Given exercise.
Reproduce every entry below precisely; do not include the pictures.

Material provided.
.....

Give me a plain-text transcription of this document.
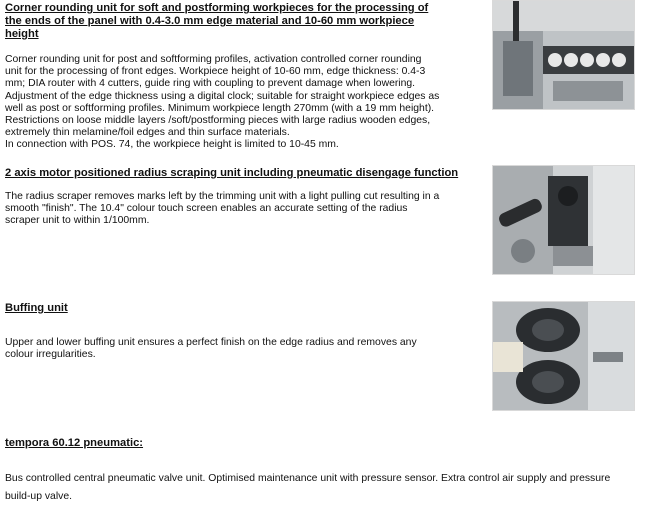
Corner rounding unit for soft and postforming workpieces for the processing of the ends of the panel with 0.4-3.0 mm edge material and 10-60 mm workpiece height

Corner rounding unit for post and softforming profiles, activation controlled corner rounding
unit for the processing of front edges. Workpiece height of 10-60 mm, edge thickness: 0.4-3
mm; DIA router with 4 cutters, guide ring with coupling to prevent damage when lowering.
Adjustment of the edge thickness using a digital clock; suitable for straight workpiece edges as
well as post or softforming profiles. Minimum workpiece length 270mm (with a 19 mm height).
Restrictions on loose middle layers /soft/postforming pieces with large radius wooden edges,
extremely thin melamine/foil edges and thin surface materials.
In connection with POS. 74, the workpiece height is limited to 10-45 mm.

2 axis motor positioned radius scraping unit including pneumatic disengage function

The radius scraper removes marks left by the trimming unit with a light pulling cut resulting in a
smooth "finish". The 10.4" colour touch screen enables an accurate setting of the radius
scraper unit to within 1/100mm.

Buffing unit

Upper and lower buffing unit ensures a perfect finish on the edge radius and removes any
colour irregularities.

tempora 60.12 pneumatic:

Bus controlled central pneumatic valve unit. Optimised maintenance unit with pressure sensor. Extra control air supply and pressure
build-up valve.
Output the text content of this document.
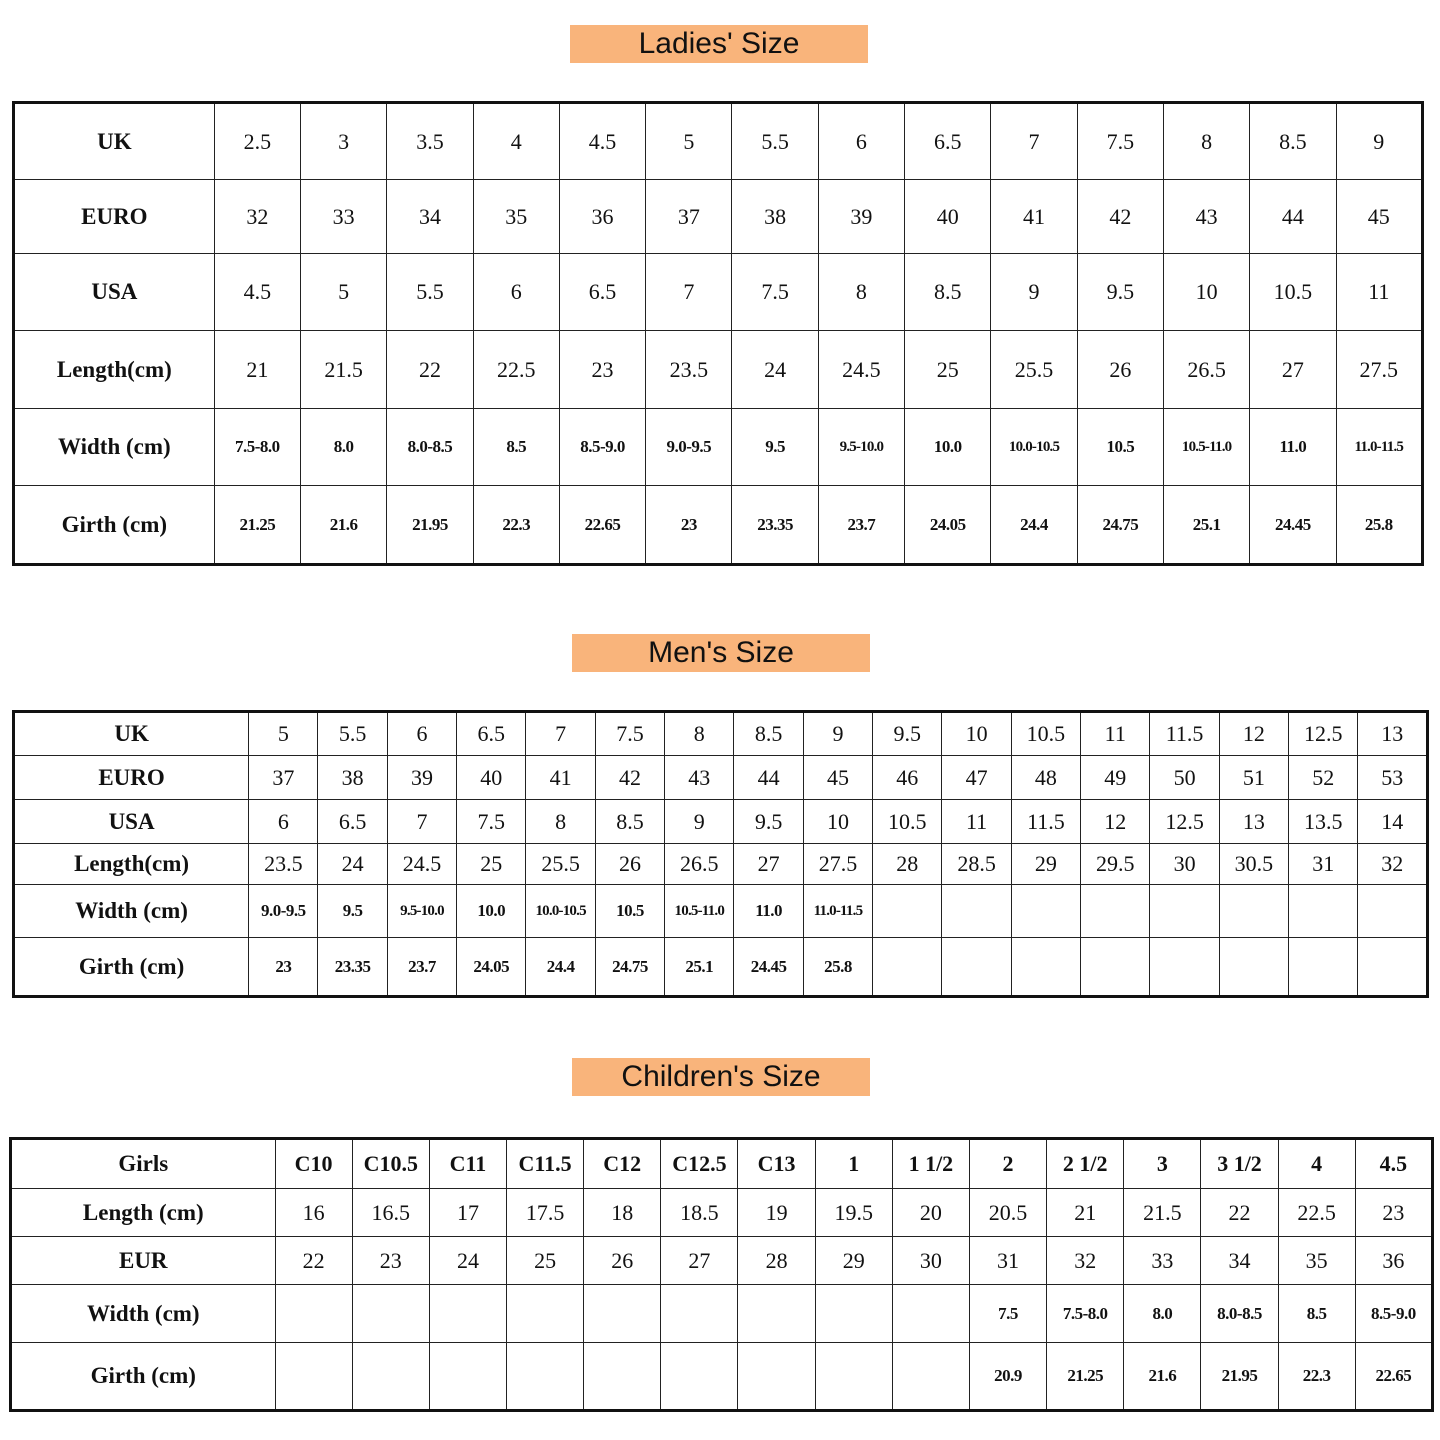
Ladies' Size
UK	2.5	3	3.5	4	4.5	5	5.5	6	6.5	7	7.5	8	8.5	9
EURO	32	33	34	35	36	37	38	39	40	41	42	43	44	45
USA	4.5	5	5.5	6	6.5	7	7.5	8	8.5	9	9.5	10	10.5	11
Length(cm)	21	21.5	22	22.5	23	23.5	24	24.5	25	25.5	26	26.5	27	27.5
Width (cm)	7.5-8.0	8.0	8.0-8.5	8.5	8.5-9.0	9.0-9.5	9.5	9.5-10.0	10.0	10.0-10.5	10.5	10.5-11.0	11.0	11.0-11.5
Girth (cm)	21.25	21.6	21.95	22.3	22.65	23	23.35	23.7	24.05	24.4	24.75	25.1	24.45	25.8
Men's Size
UK	5	5.5	6	6.5	7	7.5	8	8.5	9	9.5	10	10.5	11	11.5	12	12.5	13
EURO	37	38	39	40	41	42	43	44	45	46	47	48	49	50	51	52	53
USA	6	6.5	7	7.5	8	8.5	9	9.5	10	10.5	11	11.5	12	12.5	13	13.5	14
Length(cm)	23.5	24	24.5	25	25.5	26	26.5	27	27.5	28	28.5	29	29.5	30	30.5	31	32
Width (cm)	9.0-9.5	9.5	9.5-10.0	10.0	10.0-10.5	10.5	10.5-11.0	11.0	11.0-11.5								
Girth (cm)	23	23.35	23.7	24.05	24.4	24.75	25.1	24.45	25.8								
Children's Size
Girls	C10	C10.5	C11	C11.5	C12	C12.5	C13	1	1 1/2	2	2 1/2	3	3 1/2	4	4.5
Length (cm)	16	16.5	17	17.5	18	18.5	19	19.5	20	20.5	21	21.5	22	22.5	23
EUR	22	23	24	25	26	27	28	29	30	31	32	33	34	35	36
Width (cm)										7.5	7.5-8.0	8.0	8.0-8.5	8.5	8.5-9.0
Girth (cm)										20.9	21.25	21.6	21.95	22.3	22.65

.....

Response to this task.
Give me a plain-text transcription of this document.
Corner rounding unit for soft and postforming workpieces for the processing of the ends of the panel with 0.4-3.0 mm edge material and 10-60 mm workpiece height

Corner rounding unit for post and softforming profiles, activation controlled corner rounding
unit for the processing of front edges. Workpiece height of 10-60 mm, edge thickness: 0.4-3
mm; DIA router with 4 cutters, guide ring with coupling to prevent damage when lowering.
Adjustment of the edge thickness using a digital clock; suitable for straight workpiece edges as
well as post or softforming profiles. Minimum workpiece length 270mm (with a 19 mm height).
Restrictions on loose middle layers /soft/postforming pieces with large radius wooden edges,
extremely thin melamine/foil edges and thin surface materials.
In connection with POS. 74, the workpiece height is limited to 10-45 mm.

2 axis motor positioned radius scraping unit including pneumatic disengage function

The radius scraper removes marks left by the trimming unit with a light pulling cut resulting in a
smooth "finish". The 10.4" colour touch screen enables an accurate setting of the radius
scraper unit to within 1/100mm.

Buffing unit

Upper and lower buffing unit ensures a perfect finish on the edge radius and removes any
colour irregularities.

tempora 60.12 pneumatic:

Bus controlled central pneumatic valve unit. Optimised maintenance unit with pressure sensor. Extra control air supply and pressure
build-up valve.
Output the text content of this document.
Ladies' Size
UK	2.5	3	3.5	4	4.5	5	5.5	6	6.5	7	7.5	8	8.5	9
EURO	32	33	34	35	36	37	38	39	40	41	42	43	44	45
USA	4.5	5	5.5	6	6.5	7	7.5	8	8.5	9	9.5	10	10.5	11
Length(cm)	21	21.5	22	22.5	23	23.5	24	24.5	25	25.5	26	26.5	27	27.5
Width (cm)	7.5-8.0	8.0	8.0-8.5	8.5	8.5-9.0	9.0-9.5	9.5	9.5-10.0	10.0	10.0-10.5	10.5	10.5-11.0	11.0	11.0-11.5
Girth (cm)	21.25	21.6	21.95	22.3	22.65	23	23.35	23.7	24.05	24.4	24.75	25.1	24.45	25.8
Men's Size
UK	5	5.5	6	6.5	7	7.5	8	8.5	9	9.5	10	10.5	11	11.5	12	12.5	13
EURO	37	38	39	40	41	42	43	44	45	46	47	48	49	50	51	52	53
USA	6	6.5	7	7.5	8	8.5	9	9.5	10	10.5	11	11.5	12	12.5	13	13.5	14
Length(cm)	23.5	24	24.5	25	25.5	26	26.5	27	27.5	28	28.5	29	29.5	30	30.5	31	32
Width (cm)	9.0-9.5	9.5	9.5-10.0	10.0	10.0-10.5	10.5	10.5-11.0	11.0	11.0-11.5								
Girth (cm)	23	23.35	23.7	24.05	24.4	24.75	25.1	24.45	25.8								
Children's Size
Girls	C10	C10.5	C11	C11.5	C12	C12.5	C13	1	1 1/2	2	2 1/2	3	3 1/2	4	4.5
Length (cm)	16	16.5	17	17.5	18	18.5	19	19.5	20	20.5	21	21.5	22	22.5	23
EUR	22	23	24	25	26	27	28	29	30	31	32	33	34	35	36
Width (cm)										7.5	7.5-8.0	8.0	8.0-8.5	8.5	8.5-9.0
Girth (cm)										20.9	21.25	21.6	21.95	22.3	22.65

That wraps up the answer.